What is expected >> Everything from the line containing "Read all visible content and emit it as JSON." through the last line of the records must be returned verbatim, and nothing outside that range.

Dataset records >>

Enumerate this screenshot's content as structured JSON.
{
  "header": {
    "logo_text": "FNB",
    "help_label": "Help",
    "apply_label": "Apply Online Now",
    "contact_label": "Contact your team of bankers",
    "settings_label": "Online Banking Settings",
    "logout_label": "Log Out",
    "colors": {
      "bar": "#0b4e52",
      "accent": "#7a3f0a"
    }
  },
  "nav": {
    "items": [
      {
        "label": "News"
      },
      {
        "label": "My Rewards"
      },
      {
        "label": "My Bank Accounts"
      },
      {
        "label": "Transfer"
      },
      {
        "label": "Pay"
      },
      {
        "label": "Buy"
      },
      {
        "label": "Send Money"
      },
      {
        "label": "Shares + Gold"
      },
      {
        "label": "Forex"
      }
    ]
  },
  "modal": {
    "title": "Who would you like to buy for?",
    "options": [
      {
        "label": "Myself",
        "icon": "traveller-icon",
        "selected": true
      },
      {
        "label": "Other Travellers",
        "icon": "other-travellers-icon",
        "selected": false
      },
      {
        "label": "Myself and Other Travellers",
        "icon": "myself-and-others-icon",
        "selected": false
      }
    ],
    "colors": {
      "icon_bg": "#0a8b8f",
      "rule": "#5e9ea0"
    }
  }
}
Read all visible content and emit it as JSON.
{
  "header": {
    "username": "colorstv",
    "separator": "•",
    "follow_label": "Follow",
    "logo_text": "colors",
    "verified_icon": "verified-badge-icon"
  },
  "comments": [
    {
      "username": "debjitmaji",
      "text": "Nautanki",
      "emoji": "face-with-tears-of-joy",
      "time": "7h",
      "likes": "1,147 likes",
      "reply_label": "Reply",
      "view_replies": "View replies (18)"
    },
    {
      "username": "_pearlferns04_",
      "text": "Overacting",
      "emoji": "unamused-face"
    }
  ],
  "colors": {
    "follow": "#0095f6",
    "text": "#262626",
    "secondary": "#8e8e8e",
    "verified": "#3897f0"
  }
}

Solution to this task >>
Read all visible content and emit it as JSON.
{
  "header": {
    "username": "colorstv",
    "separator": "•",
    "follow_label": "Follow",
    "logo_text": "colors",
    "verified_icon": "verified-badge-icon"
  },
  "comments": [
    {
      "username": "debjitmaji",
      "text": "Nautanki",
      "emoji": "face-with-tears-of-joy",
      "time": "7h",
      "likes": "1,147 likes",
      "reply_label": "Reply",
      "view_replies": "View replies (18)"
    },
    {
      "username": "_pearlferns04_",
      "text": "Overacting",
      "emoji": "unamused-face"
    }
  ],
  "colors": {
    "follow": "#0095f6",
    "text": "#262626",
    "secondary": "#8e8e8e",
    "verified": "#3897f0"
  }
}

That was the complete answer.